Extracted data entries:
┏━━

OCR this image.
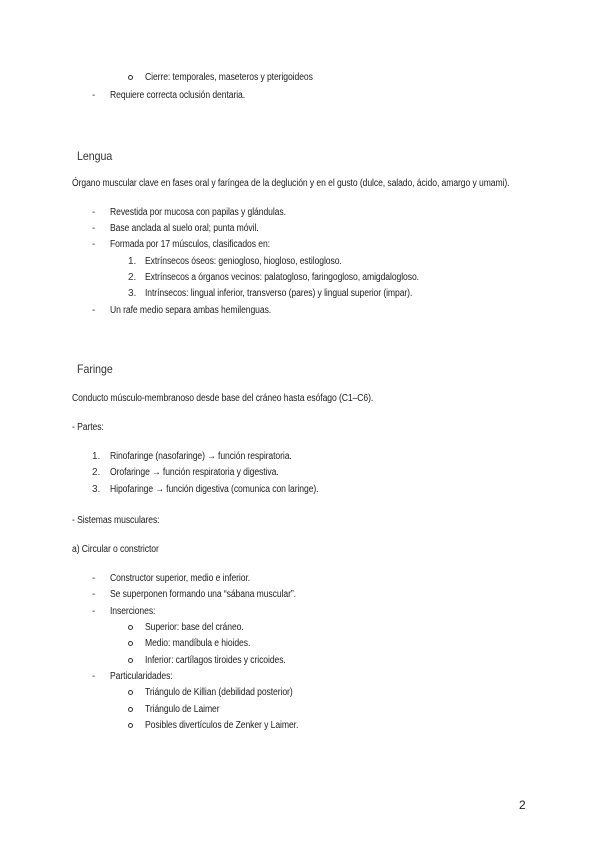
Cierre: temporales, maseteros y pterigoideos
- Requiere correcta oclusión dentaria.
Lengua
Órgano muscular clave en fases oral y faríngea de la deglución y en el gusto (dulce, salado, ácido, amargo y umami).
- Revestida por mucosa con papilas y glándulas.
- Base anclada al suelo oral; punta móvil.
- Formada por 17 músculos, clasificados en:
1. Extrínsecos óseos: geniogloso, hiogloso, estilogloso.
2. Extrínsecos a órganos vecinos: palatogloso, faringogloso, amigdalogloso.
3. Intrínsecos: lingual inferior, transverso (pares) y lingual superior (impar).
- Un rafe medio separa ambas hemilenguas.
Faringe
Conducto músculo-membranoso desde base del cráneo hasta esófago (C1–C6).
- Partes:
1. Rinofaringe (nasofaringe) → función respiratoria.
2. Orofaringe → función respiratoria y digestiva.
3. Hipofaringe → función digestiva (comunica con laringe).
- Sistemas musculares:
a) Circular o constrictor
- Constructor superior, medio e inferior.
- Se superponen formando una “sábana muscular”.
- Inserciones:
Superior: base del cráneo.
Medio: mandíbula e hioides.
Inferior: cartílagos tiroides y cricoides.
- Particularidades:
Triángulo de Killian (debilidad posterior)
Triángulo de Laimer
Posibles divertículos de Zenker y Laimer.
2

┗━━

### Instructions to follow:
Write out each line again precisely as it appears, skipping every picture.

### Response:
OCR this image.
Cierre: temporales, maseteros y pterigoideos
- Requiere correcta oclusión dentaria.
Lengua
Órgano muscular clave en fases oral y faríngea de la deglución y en el gusto (dulce, salado, ácido, amargo y umami).
- Revestida por mucosa con papilas y glándulas.
- Base anclada al suelo oral; punta móvil.
- Formada por 17 músculos, clasificados en:
1. Extrínsecos óseos: geniogloso, hiogloso, estilogloso.
2. Extrínsecos a órganos vecinos: palatogloso, faringogloso, amigdalogloso.
3. Intrínsecos: lingual inferior, transverso (pares) y lingual superior (impar).
- Un rafe medio separa ambas hemilenguas.
Faringe
Conducto músculo-membranoso desde base del cráneo hasta esófago (C1–C6).
- Partes:
1. Rinofaringe (nasofaringe) → función respiratoria.
2. Orofaringe → función respiratoria y digestiva.
3. Hipofaringe → función digestiva (comunica con laringe).
- Sistemas musculares:
a) Circular o constrictor
- Constructor superior, medio e inferior.
- Se superponen formando una “sábana muscular”.
- Inserciones:
Superior: base del cráneo.
Medio: mandíbula e hioides.
Inferior: cartílagos tiroides y cricoides.
- Particularidades:
Triángulo de Killian (debilidad posterior)
Triángulo de Laimer
Posibles divertículos de Zenker y Laimer.
2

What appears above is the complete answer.